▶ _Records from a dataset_
========================================

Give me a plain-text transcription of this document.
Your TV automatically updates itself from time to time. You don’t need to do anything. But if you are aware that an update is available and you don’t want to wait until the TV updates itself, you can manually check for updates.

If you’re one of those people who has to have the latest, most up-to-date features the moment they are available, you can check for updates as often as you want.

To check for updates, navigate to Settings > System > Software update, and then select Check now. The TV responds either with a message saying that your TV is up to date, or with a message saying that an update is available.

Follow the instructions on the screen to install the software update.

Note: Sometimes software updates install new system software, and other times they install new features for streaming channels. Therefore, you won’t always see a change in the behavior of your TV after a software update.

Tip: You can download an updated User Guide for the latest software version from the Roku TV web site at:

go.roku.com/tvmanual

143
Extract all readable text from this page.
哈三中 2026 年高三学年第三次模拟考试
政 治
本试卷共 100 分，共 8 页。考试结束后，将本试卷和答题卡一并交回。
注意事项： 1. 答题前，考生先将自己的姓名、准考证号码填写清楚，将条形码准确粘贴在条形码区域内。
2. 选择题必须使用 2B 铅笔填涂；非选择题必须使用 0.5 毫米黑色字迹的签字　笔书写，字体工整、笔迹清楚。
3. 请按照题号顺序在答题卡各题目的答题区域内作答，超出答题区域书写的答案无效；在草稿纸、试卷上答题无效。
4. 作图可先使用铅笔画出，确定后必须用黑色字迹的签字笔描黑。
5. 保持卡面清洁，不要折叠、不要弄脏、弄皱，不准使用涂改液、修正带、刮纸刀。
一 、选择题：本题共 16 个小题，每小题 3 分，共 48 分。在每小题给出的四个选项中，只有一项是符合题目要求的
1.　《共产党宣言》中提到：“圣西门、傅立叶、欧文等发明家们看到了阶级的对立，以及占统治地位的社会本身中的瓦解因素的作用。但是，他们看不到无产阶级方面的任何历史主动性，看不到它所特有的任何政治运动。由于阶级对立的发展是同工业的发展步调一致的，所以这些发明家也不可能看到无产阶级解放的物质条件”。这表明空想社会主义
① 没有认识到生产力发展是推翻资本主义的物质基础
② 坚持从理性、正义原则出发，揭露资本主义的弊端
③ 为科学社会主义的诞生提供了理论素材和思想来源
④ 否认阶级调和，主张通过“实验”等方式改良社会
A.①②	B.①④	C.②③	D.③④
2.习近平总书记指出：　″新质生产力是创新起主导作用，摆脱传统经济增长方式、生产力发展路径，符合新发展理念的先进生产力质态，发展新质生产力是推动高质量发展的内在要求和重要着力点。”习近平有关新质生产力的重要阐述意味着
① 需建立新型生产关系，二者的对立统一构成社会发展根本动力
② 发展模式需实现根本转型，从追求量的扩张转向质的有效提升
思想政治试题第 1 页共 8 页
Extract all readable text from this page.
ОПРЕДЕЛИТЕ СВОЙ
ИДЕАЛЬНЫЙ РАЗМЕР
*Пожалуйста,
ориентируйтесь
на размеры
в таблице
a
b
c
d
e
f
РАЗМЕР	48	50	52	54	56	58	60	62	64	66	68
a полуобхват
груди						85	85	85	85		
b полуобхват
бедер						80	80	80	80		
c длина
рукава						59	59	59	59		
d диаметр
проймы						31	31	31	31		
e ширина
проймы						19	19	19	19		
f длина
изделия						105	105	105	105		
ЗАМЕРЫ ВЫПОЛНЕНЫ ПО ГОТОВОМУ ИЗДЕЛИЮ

========================================

▶ _What you will do_
Print all of the entries again, exactly as written.

▶ _Response for this exercise_
Give me a plain-text transcription of this document.
Your TV automatically updates itself from time to time. You don’t need to do anything. But if you are aware that an update is available and you don’t want to wait until the TV updates itself, you can manually check for updates.

If you’re one of those people who has to have the latest, most up-to-date features the moment they are available, you can check for updates as often as you want.

To check for updates, navigate to Settings > System > Software update, and then select Check now. The TV responds either with a message saying that your TV is up to date, or with a message saying that an update is available.

Follow the instructions on the screen to install the software update.

Note: Sometimes software updates install new system software, and other times they install new features for streaming channels. Therefore, you won’t always see a change in the behavior of your TV after a software update.

Tip: You can download an updated User Guide for the latest software version from the Roku TV web site at:

go.roku.com/tvmanual

143
Extract all readable text from this page.
哈三中 2026 年高三学年第三次模拟考试
政 治
本试卷共 100 分，共 8 页。考试结束后，将本试卷和答题卡一并交回。
注意事项： 1. 答题前，考生先将自己的姓名、准考证号码填写清楚，将条形码准确粘贴在条形码区域内。
2. 选择题必须使用 2B 铅笔填涂；非选择题必须使用 0.5 毫米黑色字迹的签字　笔书写，字体工整、笔迹清楚。
3. 请按照题号顺序在答题卡各题目的答题区域内作答，超出答题区域书写的答案无效；在草稿纸、试卷上答题无效。
4. 作图可先使用铅笔画出，确定后必须用黑色字迹的签字笔描黑。
5. 保持卡面清洁，不要折叠、不要弄脏、弄皱，不准使用涂改液、修正带、刮纸刀。
一 、选择题：本题共 16 个小题，每小题 3 分，共 48 分。在每小题给出的四个选项中，只有一项是符合题目要求的
1.　《共产党宣言》中提到：“圣西门、傅立叶、欧文等发明家们看到了阶级的对立，以及占统治地位的社会本身中的瓦解因素的作用。但是，他们看不到无产阶级方面的任何历史主动性，看不到它所特有的任何政治运动。由于阶级对立的发展是同工业的发展步调一致的，所以这些发明家也不可能看到无产阶级解放的物质条件”。这表明空想社会主义
① 没有认识到生产力发展是推翻资本主义的物质基础
② 坚持从理性、正义原则出发，揭露资本主义的弊端
③ 为科学社会主义的诞生提供了理论素材和思想来源
④ 否认阶级调和，主张通过“实验”等方式改良社会
A.①②	B.①④	C.②③	D.③④
2.习近平总书记指出：　″新质生产力是创新起主导作用，摆脱传统经济增长方式、生产力发展路径，符合新发展理念的先进生产力质态，发展新质生产力是推动高质量发展的内在要求和重要着力点。”习近平有关新质生产力的重要阐述意味着
① 需建立新型生产关系，二者的对立统一构成社会发展根本动力
② 发展模式需实现根本转型，从追求量的扩张转向质的有效提升
思想政治试题第 1 页共 8 页
Extract all readable text from this page.
ОПРЕДЕЛИТЕ СВОЙ
ИДЕАЛЬНЫЙ РАЗМЕР
*Пожалуйста,
ориентируйтесь
на размеры
в таблице
a
b
c
d
e
f
РАЗМЕР	48	50	52	54	56	58	60	62	64	66	68
a полуобхват
груди						85	85	85	85		
b полуобхват
бедер						80	80	80	80		
c длина
рукава						59	59	59	59		
d диаметр
проймы						31	31	31	31		
e ширина
проймы						19	19	19	19		
f длина
изделия						105	105	105	105		
ЗАМЕРЫ ВЫПОЛНЕНЫ ПО ГОТОВОМУ ИЗДЕЛИЮ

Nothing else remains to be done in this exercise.